--- Begin Given data ---

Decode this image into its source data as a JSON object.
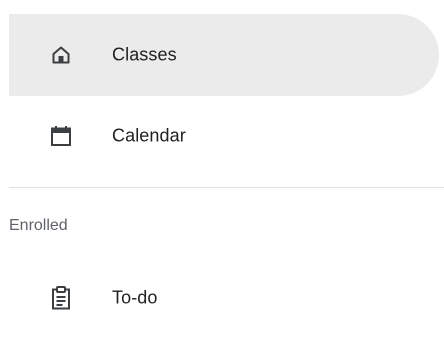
{
  "nav": {
    "items": [
      {
        "label": "Classes",
        "icon": "home-icon",
        "active": true
      },
      {
        "label": "Calendar",
        "icon": "calendar-icon",
        "active": false
      }
    ],
    "sections": [
      {
        "title": "Enrolled",
        "items": [
          {
            "label": "To-do",
            "icon": "clipboard-icon",
            "active": false
          }
        ]
      }
    ]
  },
  "colors": {
    "active_background": "#ebebeb",
    "text": "#202124",
    "section_header_text": "#5f6368",
    "divider": "#e0e0e0"
  }
}
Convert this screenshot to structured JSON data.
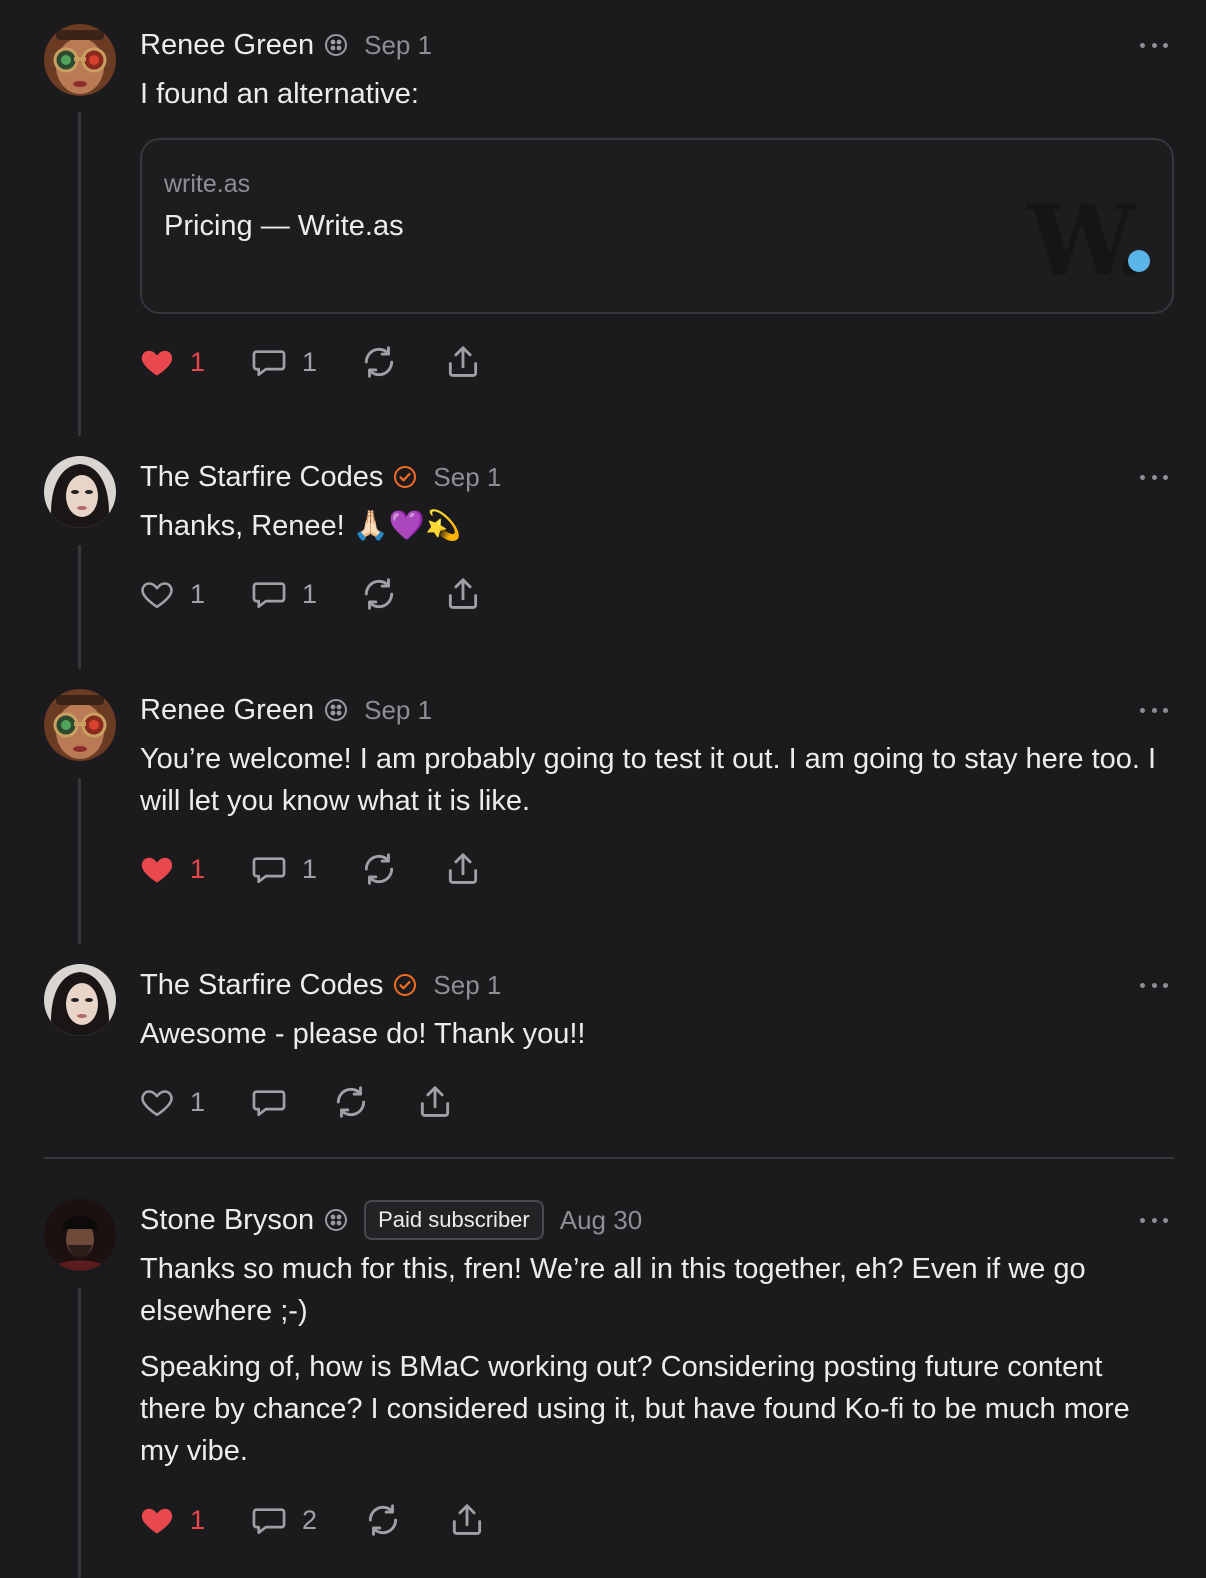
{
  "comments": [
    {
      "author": "Renee Green",
      "date": "Sep 1",
      "text": [
        "I found an alternative:"
      ],
      "link": {
        "domain": "write.as",
        "title": "Pricing — Write.as",
        "logo_letter": "W."
      },
      "likes": "1",
      "replies": "1",
      "liked": true
    },
    {
      "author": "The Starfire Codes",
      "date": "Sep 1",
      "text": [
        "Thanks, Renee! 🙏🏻💜💫"
      ],
      "likes": "1",
      "replies": "1",
      "liked": false
    },
    {
      "author": "Renee Green",
      "date": "Sep 1",
      "text": [
        "You’re welcome! I am probably going to test it out. I am going to stay here too. I will let you know what it is like."
      ],
      "likes": "1",
      "replies": "1",
      "liked": true
    },
    {
      "author": "The Starfire Codes",
      "date": "Sep 1",
      "text": [
        "Awesome - please do! Thank you!!"
      ],
      "likes": "1",
      "replies": "",
      "liked": false
    },
    {
      "author": "Stone Bryson",
      "badge_label": "Paid subscriber",
      "date": "Aug 30",
      "text": [
        "Thanks so much for this, fren! We’re all in this together, eh? Even if we go elsewhere ;-)",
        "Speaking of, how is BMaC working out? Considering posting future content there by chance? I considered using it, but have found Ko-fi to be much more my vibe."
      ],
      "likes": "1",
      "replies": "2",
      "liked": true
    }
  ],
  "colors": {
    "background": "#1b1b1e",
    "like_active": "#e8484e",
    "verified": "#f26d21",
    "muted": "#8e8e93",
    "thread_line": "#38383c"
  },
  "icons": [
    "heart-icon",
    "comment-bubble-icon",
    "restack-icon",
    "share-icon",
    "more-icon",
    "verified-icon",
    "badge-icon"
  ]
}
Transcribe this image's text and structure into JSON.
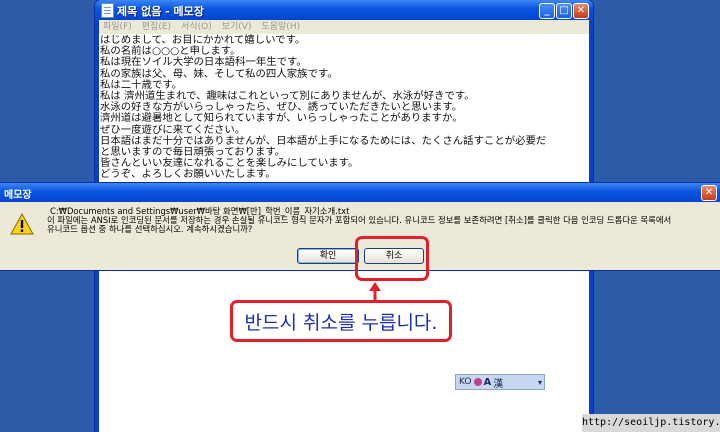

--- End Given data ---

- **Task objective**
Copy the data character for character, but drop all pictures from the copy.

- **Exercise answer**
Decode this image into its source data as a JSON object.
{
  "nav": {
    "items": [
      {
        "label": "Classes",
        "icon": "home-icon",
        "active": true
      },
      {
        "label": "Calendar",
        "icon": "calendar-icon",
        "active": false
      }
    ],
    "sections": [
      {
        "title": "Enrolled",
        "items": [
          {
            "label": "To-do",
            "icon": "clipboard-icon",
            "active": false
          }
        ]
      }
    ]
  },
  "colors": {
    "active_background": "#ebebeb",
    "text": "#202124",
    "section_header_text": "#5f6368",
    "divider": "#e0e0e0"
  }
}
Convert this screenshot to structured JSON data.
{
  "comments": [
    {
      "author": "Renee Green",
      "date": "Sep 1",
      "text": [
        "I found an alternative:"
      ],
      "link": {
        "domain": "write.as",
        "title": "Pricing — Write.as",
        "logo_letter": "W."
      },
      "likes": "1",
      "replies": "1",
      "liked": true
    },
    {
      "author": "The Starfire Codes",
      "date": "Sep 1",
      "text": [
        "Thanks, Renee! 🙏🏻💜💫"
      ],
      "likes": "1",
      "replies": "1",
      "liked": false
    },
    {
      "author": "Renee Green",
      "date": "Sep 1",
      "text": [
        "You’re welcome! I am probably going to test it out. I am going to stay here too. I will let you know what it is like."
      ],
      "likes": "1",
      "replies": "1",
      "liked": true
    },
    {
      "author": "The Starfire Codes",
      "date": "Sep 1",
      "text": [
        "Awesome - please do! Thank you!!"
      ],
      "likes": "1",
      "replies": "",
      "liked": false
    },
    {
      "author": "Stone Bryson",
      "badge_label": "Paid subscriber",
      "date": "Aug 30",
      "text": [
        "Thanks so much for this, fren! We’re all in this together, eh? Even if we go elsewhere ;-)",
        "Speaking of, how is BMaC working out? Considering posting future content there by chance? I considered using it, but have found Ko-fi to be much more my vibe."
      ],
      "likes": "1",
      "replies": "2",
      "liked": true
    }
  ],
  "colors": {
    "background": "#1b1b1e",
    "like_active": "#e8484e",
    "verified": "#f26d21",
    "muted": "#8e8e93",
    "thread_line": "#38383c"
  },
  "icons": [
    "heart-icon",
    "comment-bubble-icon",
    "restack-icon",
    "share-icon",
    "more-icon",
    "verified-icon",
    "badge-icon"
  ]
}
Transcribe this image's text and structure into JSON.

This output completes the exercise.